[Dataset listings of figures]
· · ·

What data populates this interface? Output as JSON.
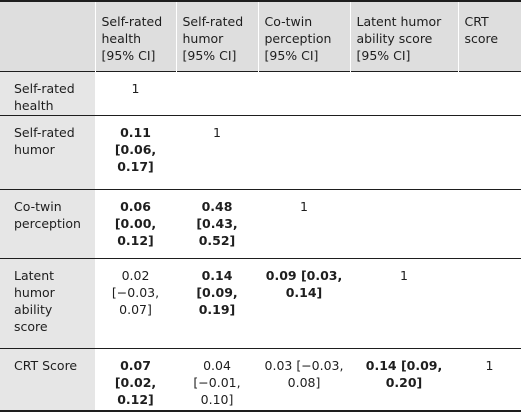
{
  "header": {
    "corner": "",
    "col1": "Self-rated health [95% CI]",
    "col2": "Self-rated humor [95% CI]",
    "col3": "Co-twin perception [95% CI]",
    "col4": "Latent humor ability score [95% CI]",
    "col5": "CRT score"
  },
  "rows": [
    {
      "label": "Self-rated health",
      "cells": [
        {
          "value": "1",
          "bold": false
        },
        {
          "value": "",
          "bold": false
        },
        {
          "value": "",
          "bold": false
        },
        {
          "value": "",
          "bold": false
        },
        {
          "value": "",
          "bold": false
        }
      ]
    },
    {
      "label": "Self-rated humor",
      "cells": [
        {
          "value": "0.11 [0.06, 0.17]",
          "bold": true
        },
        {
          "value": "1",
          "bold": false
        },
        {
          "value": "",
          "bold": false
        },
        {
          "value": "",
          "bold": false
        },
        {
          "value": "",
          "bold": false
        }
      ]
    },
    {
      "label": "Co-twin perception",
      "cells": [
        {
          "value": "0.06 [0.00, 0.12]",
          "bold": true
        },
        {
          "value": "0.48 [0.43, 0.52]",
          "bold": true
        },
        {
          "value": "1",
          "bold": false
        },
        {
          "value": "",
          "bold": false
        },
        {
          "value": "",
          "bold": false
        }
      ]
    },
    {
      "label": "Latent humor ability score",
      "cells": [
        {
          "value": "0.02 [−0.03, 0.07]",
          "bold": false
        },
        {
          "value": "0.14 [0.09, 0.19]",
          "bold": true
        },
        {
          "value": "0.09 [0.03, 0.14]",
          "bold": true
        },
        {
          "value": "1",
          "bold": false
        },
        {
          "value": "",
          "bold": false
        }
      ]
    },
    {
      "label": "CRT Score",
      "cells": [
        {
          "value": "0.07 [0.02, 0.12]",
          "bold": true
        },
        {
          "value": "0.04 [−0.01, 0.10]",
          "bold": false
        },
        {
          "value": "0.03 [−0.03, 0.08]",
          "bold": false
        },
        {
          "value": "0.14 [0.09, 0.20]",
          "bold": true
        },
        {
          "value": "1",
          "bold": false
        }
      ]
    }
  ],
  "colors": {
    "header_bg": "#dedede",
    "rowhead_bg": "#e6e6e6",
    "rule": "#1e1e1e",
    "text": "#1e1e1e"
  }
}
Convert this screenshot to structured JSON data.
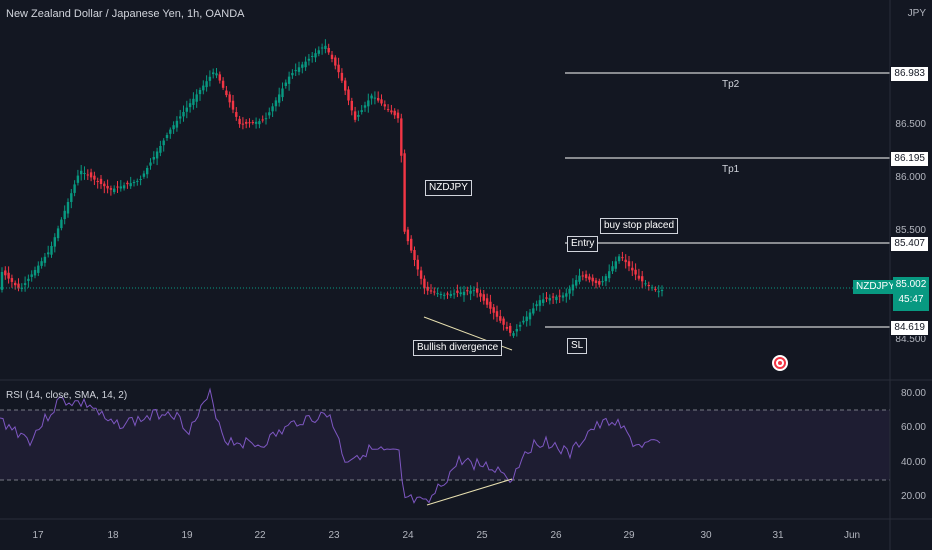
{
  "header": {
    "title": "New Zealand Dollar / Japanese Yen, 1h, OANDA",
    "currency": "JPY"
  },
  "price_axis": {
    "ticks": [
      "86.500",
      "86.000",
      "85.500",
      "84.500"
    ]
  },
  "rsi_axis": {
    "ticks": [
      "80.00",
      "60.00",
      "40.00",
      "20.00"
    ]
  },
  "date_axis": {
    "ticks": [
      "17",
      "18",
      "19",
      "22",
      "23",
      "24",
      "25",
      "26",
      "29",
      "30",
      "31",
      "Jun"
    ]
  },
  "levels": {
    "tp2": "86.983",
    "tp1": "86.195",
    "entry": "85.407",
    "sl": "84.619"
  },
  "annotations": {
    "tp2": "Tp2",
    "tp1": "Tp1",
    "entry": "Entry",
    "sl": "SL",
    "buy_stop": "buy stop placed",
    "symbol": "NZDJPY",
    "divergence": "Bullish divergence"
  },
  "current": {
    "symbol": "NZDJPY",
    "price": "85.002",
    "countdown": "45:47"
  },
  "rsi": {
    "label": "RSI (14, close, SMA, 14, 2)"
  },
  "colors": {
    "up": "#089981",
    "down": "#f23645",
    "bg": "#131722",
    "rsi": "#7e57c2"
  }
}
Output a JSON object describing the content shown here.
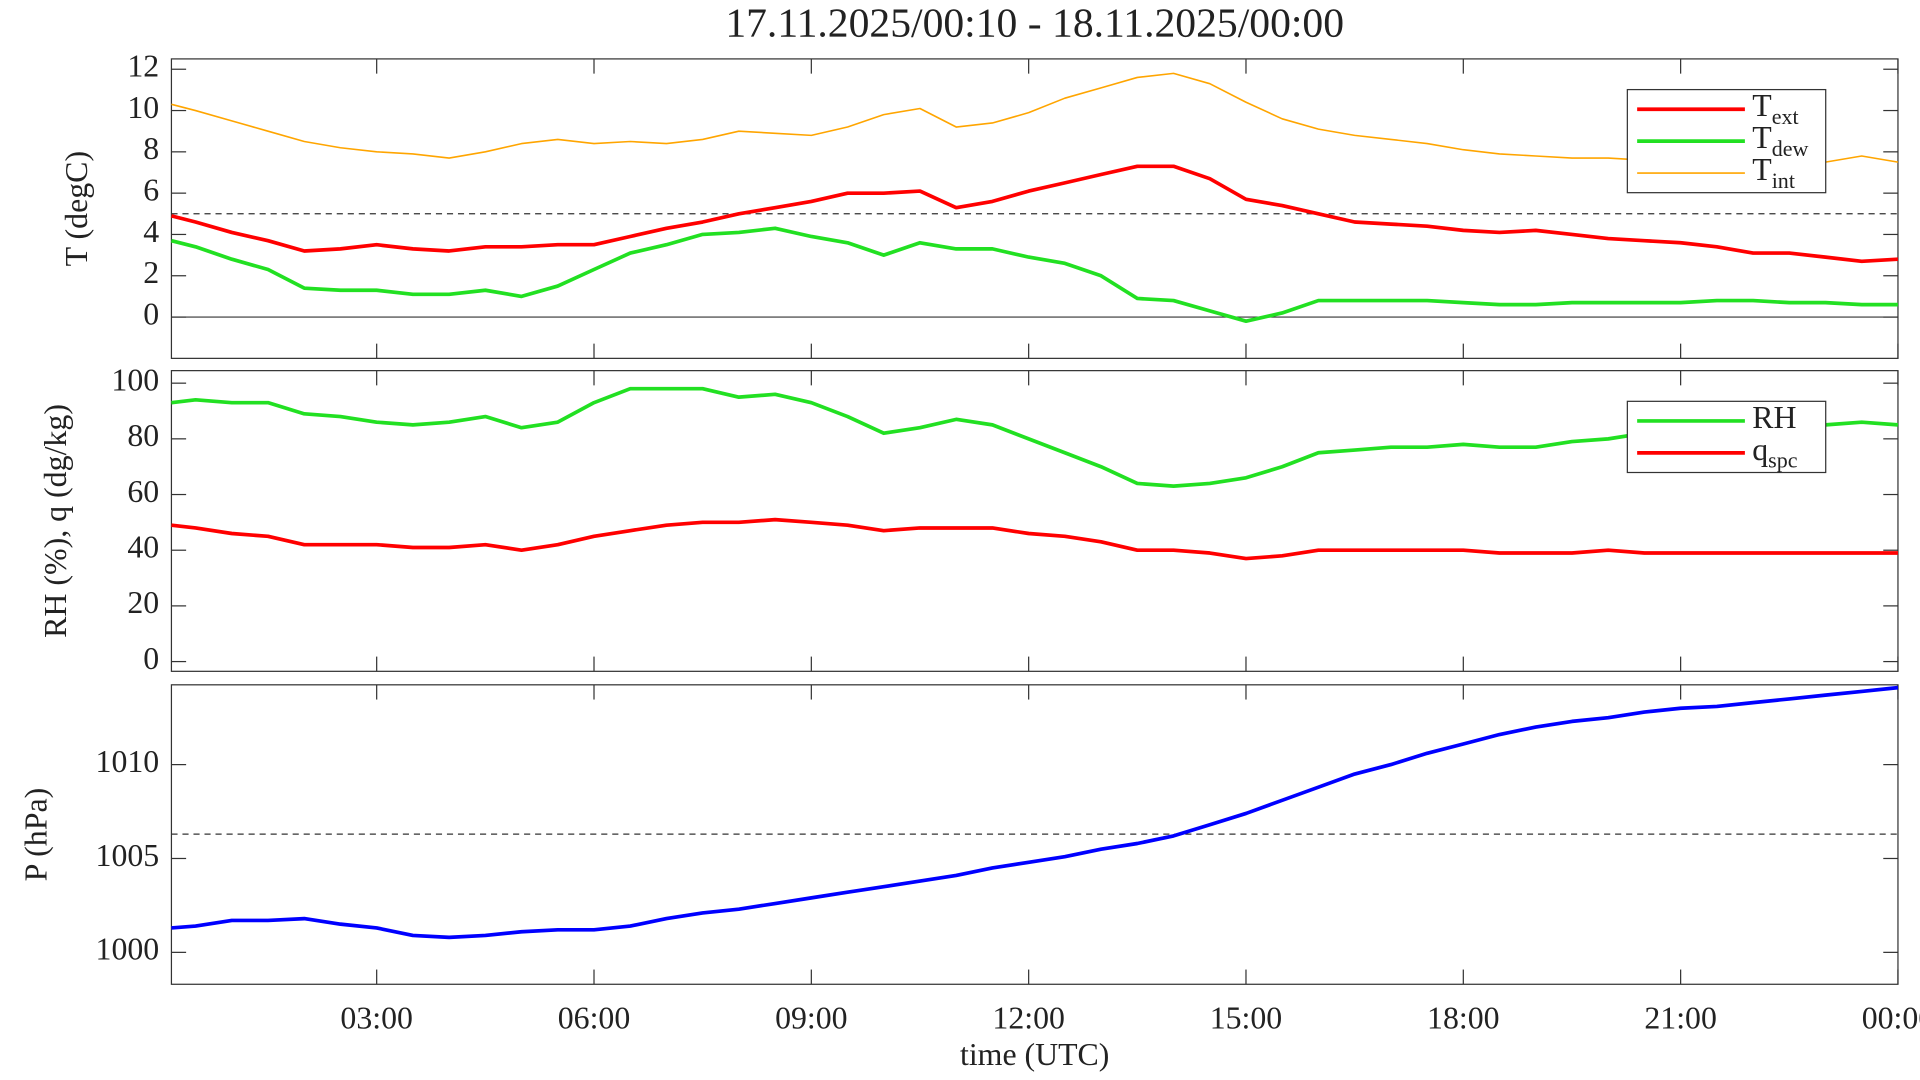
{
  "chart_data": [
    {
      "type": "line",
      "title": "17.11.2025/00:10 - 18.11.2025/00:00",
      "ylabel": "T (degC)",
      "x": [
        0.1667,
        0.5,
        1,
        1.5,
        2,
        2.5,
        3,
        3.5,
        4,
        4.5,
        5,
        5.5,
        6,
        6.5,
        7,
        7.5,
        8,
        8.5,
        9,
        9.5,
        10,
        10.5,
        11,
        11.5,
        12,
        12.5,
        13,
        13.5,
        14,
        14.5,
        15,
        15.5,
        16,
        16.5,
        17,
        17.5,
        18,
        18.5,
        19,
        19.5,
        20,
        20.5,
        21,
        21.5,
        22,
        22.5,
        23,
        23.5,
        24
      ],
      "xlim": [
        0.1667,
        24
      ],
      "ylim": [
        -2,
        12.5
      ],
      "yticks": [
        0,
        2,
        4,
        6,
        8,
        10,
        12
      ],
      "hlines": [
        {
          "value": 5,
          "style": "dashed"
        },
        {
          "value": 0,
          "style": "solid"
        }
      ],
      "legend": "upper right",
      "series": [
        {
          "name": "T",
          "subscript": "ext",
          "color": "#ff0000",
          "values": [
            4.9,
            4.6,
            4.1,
            3.7,
            3.2,
            3.3,
            3.5,
            3.3,
            3.2,
            3.4,
            3.4,
            3.5,
            3.5,
            3.9,
            4.3,
            4.6,
            5.0,
            5.3,
            5.6,
            6.0,
            6.0,
            6.1,
            5.3,
            5.6,
            6.1,
            6.5,
            6.9,
            7.3,
            7.3,
            6.7,
            5.7,
            5.4,
            5.0,
            4.6,
            4.5,
            4.4,
            4.2,
            4.1,
            4.2,
            4.0,
            3.8,
            3.7,
            3.6,
            3.4,
            3.1,
            3.1,
            2.9,
            2.7,
            2.8
          ]
        },
        {
          "name": "T",
          "subscript": "dew",
          "color": "#22e022",
          "values": [
            3.7,
            3.4,
            2.8,
            2.3,
            1.4,
            1.3,
            1.3,
            1.1,
            1.1,
            1.3,
            1.0,
            1.5,
            2.3,
            3.1,
            3.5,
            4.0,
            4.1,
            4.3,
            3.9,
            3.6,
            3.0,
            3.6,
            3.3,
            3.3,
            2.9,
            2.6,
            2.0,
            0.9,
            0.8,
            0.3,
            -0.2,
            0.2,
            0.8,
            0.8,
            0.8,
            0.8,
            0.7,
            0.6,
            0.6,
            0.7,
            0.7,
            0.7,
            0.7,
            0.8,
            0.8,
            0.7,
            0.7,
            0.6,
            0.6
          ]
        },
        {
          "name": "T",
          "subscript": "int",
          "color": "#ffa500",
          "values": [
            10.3,
            10.0,
            9.5,
            9.0,
            8.5,
            8.2,
            8.0,
            7.9,
            7.7,
            8.0,
            8.4,
            8.6,
            8.4,
            8.5,
            8.4,
            8.6,
            9.0,
            8.9,
            8.8,
            9.2,
            9.8,
            10.1,
            9.2,
            9.4,
            9.9,
            10.6,
            11.1,
            11.6,
            11.8,
            11.3,
            10.4,
            9.6,
            9.1,
            8.8,
            8.6,
            8.4,
            8.1,
            7.9,
            7.8,
            7.7,
            7.7,
            7.6,
            7.6,
            7.5,
            7.6,
            7.5,
            7.5,
            7.8,
            7.5
          ]
        }
      ]
    },
    {
      "type": "line",
      "ylabel": "RH (%), q (dg/kg)",
      "x": [
        0.1667,
        0.5,
        1,
        1.5,
        2,
        2.5,
        3,
        3.5,
        4,
        4.5,
        5,
        5.5,
        6,
        6.5,
        7,
        7.5,
        8,
        8.5,
        9,
        9.5,
        10,
        10.5,
        11,
        11.5,
        12,
        12.5,
        13,
        13.5,
        14,
        14.5,
        15,
        15.5,
        16,
        16.5,
        17,
        17.5,
        18,
        18.5,
        19,
        19.5,
        20,
        20.5,
        21,
        21.5,
        22,
        22.5,
        23,
        23.5,
        24
      ],
      "xlim": [
        0.1667,
        24
      ],
      "ylim": [
        -3.5,
        104.5
      ],
      "yticks": [
        0,
        20,
        40,
        60,
        80,
        100
      ],
      "legend": "upper right",
      "series": [
        {
          "name": "RH",
          "color": "#22e022",
          "values": [
            93,
            94,
            93,
            93,
            89,
            88,
            86,
            85,
            86,
            88,
            84,
            86,
            93,
            98,
            98,
            98,
            95,
            96,
            93,
            88,
            82,
            84,
            87,
            85,
            80,
            75,
            70,
            64,
            63,
            64,
            66,
            70,
            75,
            76,
            77,
            77,
            78,
            77,
            77,
            79,
            80,
            82,
            82,
            83,
            84,
            84,
            85,
            86,
            85
          ]
        },
        {
          "name": "q",
          "subscript": "spc",
          "color": "#ff0000",
          "values": [
            49,
            48,
            46,
            45,
            42,
            42,
            42,
            41,
            41,
            42,
            40,
            42,
            45,
            47,
            49,
            50,
            50,
            51,
            50,
            49,
            47,
            48,
            48,
            48,
            46,
            45,
            43,
            40,
            40,
            39,
            37,
            38,
            40,
            40,
            40,
            40,
            40,
            39,
            39,
            39,
            40,
            39,
            39,
            39,
            39,
            39,
            39,
            39,
            39
          ]
        }
      ]
    },
    {
      "type": "line",
      "ylabel": "P (hPa)",
      "xlabel": "time (UTC)",
      "x": [
        0.1667,
        0.5,
        1,
        1.5,
        2,
        2.5,
        3,
        3.5,
        4,
        4.5,
        5,
        5.5,
        6,
        6.5,
        7,
        7.5,
        8,
        8.5,
        9,
        9.5,
        10,
        10.5,
        11,
        11.5,
        12,
        12.5,
        13,
        13.5,
        14,
        14.5,
        15,
        15.5,
        16,
        16.5,
        17,
        17.5,
        18,
        18.5,
        19,
        19.5,
        20,
        20.5,
        21,
        21.5,
        22,
        22.5,
        23,
        23.5,
        24
      ],
      "xlim": [
        0.1667,
        24
      ],
      "xticks": [
        {
          "value": 3,
          "label": "03:00"
        },
        {
          "value": 6,
          "label": "06:00"
        },
        {
          "value": 9,
          "label": "09:00"
        },
        {
          "value": 12,
          "label": "12:00"
        },
        {
          "value": 15,
          "label": "15:00"
        },
        {
          "value": 18,
          "label": "18:00"
        },
        {
          "value": 21,
          "label": "21:00"
        },
        {
          "value": 24,
          "label": "00:00"
        }
      ],
      "ylim": [
        998.3,
        1014.25
      ],
      "yticks": [
        1000,
        1005,
        1010
      ],
      "hlines": [
        {
          "value": 1006.3,
          "style": "dashed"
        }
      ],
      "series": [
        {
          "color": "#0000ff",
          "values": [
            1001.3,
            1001.4,
            1001.7,
            1001.7,
            1001.8,
            1001.5,
            1001.3,
            1000.9,
            1000.8,
            1000.9,
            1001.1,
            1001.2,
            1001.2,
            1001.4,
            1001.8,
            1002.1,
            1002.3,
            1002.6,
            1002.9,
            1003.2,
            1003.5,
            1003.8,
            1004.1,
            1004.5,
            1004.8,
            1005.1,
            1005.5,
            1005.8,
            1006.2,
            1006.8,
            1007.4,
            1008.1,
            1008.8,
            1009.5,
            1010.0,
            1010.6,
            1011.1,
            1011.6,
            1012.0,
            1012.3,
            1012.5,
            1012.8,
            1013.0,
            1013.1,
            1013.3,
            1013.5,
            1013.7,
            1013.9,
            1014.1
          ]
        }
      ]
    }
  ]
}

· · ·

### Problem details
Work out how many lines in the records above contain the word "ability", and reply with that number alone.

### Solution to this problem
2